* PROBLEM DETAILS
Copy out each line below exactly as it appears.

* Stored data
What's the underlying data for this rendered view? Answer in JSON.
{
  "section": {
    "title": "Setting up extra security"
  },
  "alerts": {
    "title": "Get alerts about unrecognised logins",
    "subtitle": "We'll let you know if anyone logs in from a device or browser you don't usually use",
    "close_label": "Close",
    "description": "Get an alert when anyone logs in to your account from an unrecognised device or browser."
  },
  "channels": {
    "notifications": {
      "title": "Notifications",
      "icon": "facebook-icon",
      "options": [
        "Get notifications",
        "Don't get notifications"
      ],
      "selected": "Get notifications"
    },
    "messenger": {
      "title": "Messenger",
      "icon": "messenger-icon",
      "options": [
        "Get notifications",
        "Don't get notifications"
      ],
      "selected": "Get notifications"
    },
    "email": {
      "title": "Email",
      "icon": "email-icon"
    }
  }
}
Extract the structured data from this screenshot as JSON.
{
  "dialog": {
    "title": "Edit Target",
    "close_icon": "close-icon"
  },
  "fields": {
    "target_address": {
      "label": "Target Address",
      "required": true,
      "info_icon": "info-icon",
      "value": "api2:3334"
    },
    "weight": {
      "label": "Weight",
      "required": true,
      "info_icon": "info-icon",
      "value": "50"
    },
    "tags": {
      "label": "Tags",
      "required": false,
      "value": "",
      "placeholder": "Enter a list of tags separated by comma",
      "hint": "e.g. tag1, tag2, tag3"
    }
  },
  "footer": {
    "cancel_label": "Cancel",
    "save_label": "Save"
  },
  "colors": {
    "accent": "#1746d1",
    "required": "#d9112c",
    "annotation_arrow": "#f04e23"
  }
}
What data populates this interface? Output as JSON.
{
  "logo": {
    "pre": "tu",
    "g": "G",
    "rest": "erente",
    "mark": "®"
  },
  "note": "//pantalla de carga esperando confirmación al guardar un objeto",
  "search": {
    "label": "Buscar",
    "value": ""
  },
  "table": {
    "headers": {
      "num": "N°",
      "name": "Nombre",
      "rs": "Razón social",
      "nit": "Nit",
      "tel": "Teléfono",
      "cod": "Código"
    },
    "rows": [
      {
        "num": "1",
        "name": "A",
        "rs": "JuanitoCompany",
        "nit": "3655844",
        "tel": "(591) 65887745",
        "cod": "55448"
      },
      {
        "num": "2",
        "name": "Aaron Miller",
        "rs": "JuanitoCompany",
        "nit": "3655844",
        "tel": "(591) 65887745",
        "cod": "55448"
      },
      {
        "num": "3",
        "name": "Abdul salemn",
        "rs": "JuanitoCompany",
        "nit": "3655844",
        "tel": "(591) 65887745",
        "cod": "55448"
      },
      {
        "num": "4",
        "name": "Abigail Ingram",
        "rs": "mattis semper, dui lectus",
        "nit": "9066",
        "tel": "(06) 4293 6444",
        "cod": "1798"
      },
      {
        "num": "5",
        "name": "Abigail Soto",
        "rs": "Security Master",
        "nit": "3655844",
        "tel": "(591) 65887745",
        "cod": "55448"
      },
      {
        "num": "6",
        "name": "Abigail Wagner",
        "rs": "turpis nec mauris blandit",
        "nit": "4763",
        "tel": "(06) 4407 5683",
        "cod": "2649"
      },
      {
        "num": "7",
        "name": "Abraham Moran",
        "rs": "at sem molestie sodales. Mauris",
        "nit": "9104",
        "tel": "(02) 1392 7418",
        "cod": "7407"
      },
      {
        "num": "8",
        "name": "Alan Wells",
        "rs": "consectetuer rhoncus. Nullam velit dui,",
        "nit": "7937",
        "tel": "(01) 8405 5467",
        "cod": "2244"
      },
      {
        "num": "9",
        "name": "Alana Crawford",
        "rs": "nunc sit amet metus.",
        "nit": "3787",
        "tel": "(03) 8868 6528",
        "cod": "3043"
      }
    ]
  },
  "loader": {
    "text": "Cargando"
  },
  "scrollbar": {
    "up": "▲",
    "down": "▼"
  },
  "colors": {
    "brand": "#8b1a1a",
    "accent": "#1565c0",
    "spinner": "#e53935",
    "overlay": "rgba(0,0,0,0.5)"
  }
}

* RESPONSE TO THE EXERCISE
What's the underlying data for this rendered view? Answer in JSON.
{
  "section": {
    "title": "Setting up extra security"
  },
  "alerts": {
    "title": "Get alerts about unrecognised logins",
    "subtitle": "We'll let you know if anyone logs in from a device or browser you don't usually use",
    "close_label": "Close",
    "description": "Get an alert when anyone logs in to your account from an unrecognised device or browser."
  },
  "channels": {
    "notifications": {
      "title": "Notifications",
      "icon": "facebook-icon",
      "options": [
        "Get notifications",
        "Don't get notifications"
      ],
      "selected": "Get notifications"
    },
    "messenger": {
      "title": "Messenger",
      "icon": "messenger-icon",
      "options": [
        "Get notifications",
        "Don't get notifications"
      ],
      "selected": "Get notifications"
    },
    "email": {
      "title": "Email",
      "icon": "email-icon"
    }
  }
}
Extract the structured data from this screenshot as JSON.
{
  "dialog": {
    "title": "Edit Target",
    "close_icon": "close-icon"
  },
  "fields": {
    "target_address": {
      "label": "Target Address",
      "required": true,
      "info_icon": "info-icon",
      "value": "api2:3334"
    },
    "weight": {
      "label": "Weight",
      "required": true,
      "info_icon": "info-icon",
      "value": "50"
    },
    "tags": {
      "label": "Tags",
      "required": false,
      "value": "",
      "placeholder": "Enter a list of tags separated by comma",
      "hint": "e.g. tag1, tag2, tag3"
    }
  },
  "footer": {
    "cancel_label": "Cancel",
    "save_label": "Save"
  },
  "colors": {
    "accent": "#1746d1",
    "required": "#d9112c",
    "annotation_arrow": "#f04e23"
  }
}
What data populates this interface? Output as JSON.
{
  "logo": {
    "pre": "tu",
    "g": "G",
    "rest": "erente",
    "mark": "®"
  },
  "note": "//pantalla de carga esperando confirmación al guardar un objeto",
  "search": {
    "label": "Buscar",
    "value": ""
  },
  "table": {
    "headers": {
      "num": "N°",
      "name": "Nombre",
      "rs": "Razón social",
      "nit": "Nit",
      "tel": "Teléfono",
      "cod": "Código"
    },
    "rows": [
      {
        "num": "1",
        "name": "A",
        "rs": "JuanitoCompany",
        "nit": "3655844",
        "tel": "(591) 65887745",
        "cod": "55448"
      },
      {
        "num": "2",
        "name": "Aaron Miller",
        "rs": "JuanitoCompany",
        "nit": "3655844",
        "tel": "(591) 65887745",
        "cod": "55448"
      },
      {
        "num": "3",
        "name": "Abdul salemn",
        "rs": "JuanitoCompany",
        "nit": "3655844",
        "tel": "(591) 65887745",
        "cod": "55448"
      },
      {
        "num": "4",
        "name": "Abigail Ingram",
        "rs": "mattis semper, dui lectus",
        "nit": "9066",
        "tel": "(06) 4293 6444",
        "cod": "1798"
      },
      {
        "num": "5",
        "name": "Abigail Soto",
        "rs": "Security Master",
        "nit": "3655844",
        "tel": "(591) 65887745",
        "cod": "55448"
      },
      {
        "num": "6",
        "name": "Abigail Wagner",
        "rs": "turpis nec mauris blandit",
        "nit": "4763",
        "tel": "(06) 4407 5683",
        "cod": "2649"
      },
      {
        "num": "7",
        "name": "Abraham Moran",
        "rs": "at sem molestie sodales. Mauris",
        "nit": "9104",
        "tel": "(02) 1392 7418",
        "cod": "7407"
      },
      {
        "num": "8",
        "name": "Alan Wells",
        "rs": "consectetuer rhoncus. Nullam velit dui,",
        "nit": "7937",
        "tel": "(01) 8405 5467",
        "cod": "2244"
      },
      {
        "num": "9",
        "name": "Alana Crawford",
        "rs": "nunc sit amet metus.",
        "nit": "3787",
        "tel": "(03) 8868 6528",
        "cod": "3043"
      }
    ]
  },
  "loader": {
    "text": "Cargando"
  },
  "scrollbar": {
    "up": "▲",
    "down": "▼"
  },
  "colors": {
    "brand": "#8b1a1a",
    "accent": "#1565c0",
    "spinner": "#e53935",
    "overlay": "rgba(0,0,0,0.5)"
  }
}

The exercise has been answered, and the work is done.